++++ LISTAGEM FORNECIDA

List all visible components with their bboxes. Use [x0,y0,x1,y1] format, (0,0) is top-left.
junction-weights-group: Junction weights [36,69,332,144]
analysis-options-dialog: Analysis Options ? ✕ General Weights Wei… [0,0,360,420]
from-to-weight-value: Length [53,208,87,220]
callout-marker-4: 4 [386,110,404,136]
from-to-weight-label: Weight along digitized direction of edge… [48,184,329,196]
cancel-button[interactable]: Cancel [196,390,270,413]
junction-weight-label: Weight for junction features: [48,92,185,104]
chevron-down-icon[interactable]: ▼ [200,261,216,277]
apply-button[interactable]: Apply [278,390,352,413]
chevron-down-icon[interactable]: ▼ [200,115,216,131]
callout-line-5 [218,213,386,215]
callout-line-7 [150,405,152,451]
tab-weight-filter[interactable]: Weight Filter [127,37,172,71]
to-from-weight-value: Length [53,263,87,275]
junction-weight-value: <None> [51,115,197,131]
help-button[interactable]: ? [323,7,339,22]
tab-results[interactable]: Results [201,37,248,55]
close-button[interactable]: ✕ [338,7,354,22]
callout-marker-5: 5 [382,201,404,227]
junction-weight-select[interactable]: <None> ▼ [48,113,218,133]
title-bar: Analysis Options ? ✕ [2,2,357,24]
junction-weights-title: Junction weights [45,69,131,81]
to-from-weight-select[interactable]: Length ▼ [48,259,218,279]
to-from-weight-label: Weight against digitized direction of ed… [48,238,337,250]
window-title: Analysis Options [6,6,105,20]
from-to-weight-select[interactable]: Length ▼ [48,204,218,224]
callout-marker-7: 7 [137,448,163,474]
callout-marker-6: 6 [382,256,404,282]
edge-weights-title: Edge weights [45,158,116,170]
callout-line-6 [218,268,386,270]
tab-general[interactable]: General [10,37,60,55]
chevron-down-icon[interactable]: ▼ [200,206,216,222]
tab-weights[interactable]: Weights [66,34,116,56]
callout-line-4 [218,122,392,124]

++++++++

SUA TAREFA:
Por favor, edite as linhas que vão do início da listagem até a linha que contém "close-button[interactable]: ✕ [338,7,354,22]", inclusive, substituindo "Length" por "Comprimento" e mantendo todo o resto inalterado. Devolva somente essas linhas.

SOLUÇÃO DO PROBLEMA:
List all visible components with their bboxes. Use [x0,y0,x1,y1] format, (0,0) is top-left.
junction-weights-group: Junction weights [36,69,332,144]
analysis-options-dialog: Analysis Options ? ✕ General Weights Wei… [0,0,360,420]
from-to-weight-value: Comprimento [53,208,87,220]
callout-marker-4: 4 [386,110,404,136]
from-to-weight-label: Weight along digitized direction of edge… [48,184,329,196]
cancel-button[interactable]: Cancel [196,390,270,413]
junction-weight-label: Weight for junction features: [48,92,185,104]
chevron-down-icon[interactable]: ▼ [200,261,216,277]
apply-button[interactable]: Apply [278,390,352,413]
chevron-down-icon[interactable]: ▼ [200,115,216,131]
callout-line-5 [218,213,386,215]
callout-line-7 [150,405,152,451]
tab-weight-filter[interactable]: Weight Filter [127,37,172,71]
to-from-weight-value: Comprimento [53,263,87,275]
junction-weight-value: <None> [51,115,197,131]
help-button[interactable]: ? [323,7,339,22]
tab-results[interactable]: Results [201,37,248,55]
close-button[interactable]: ✕ [338,7,354,22]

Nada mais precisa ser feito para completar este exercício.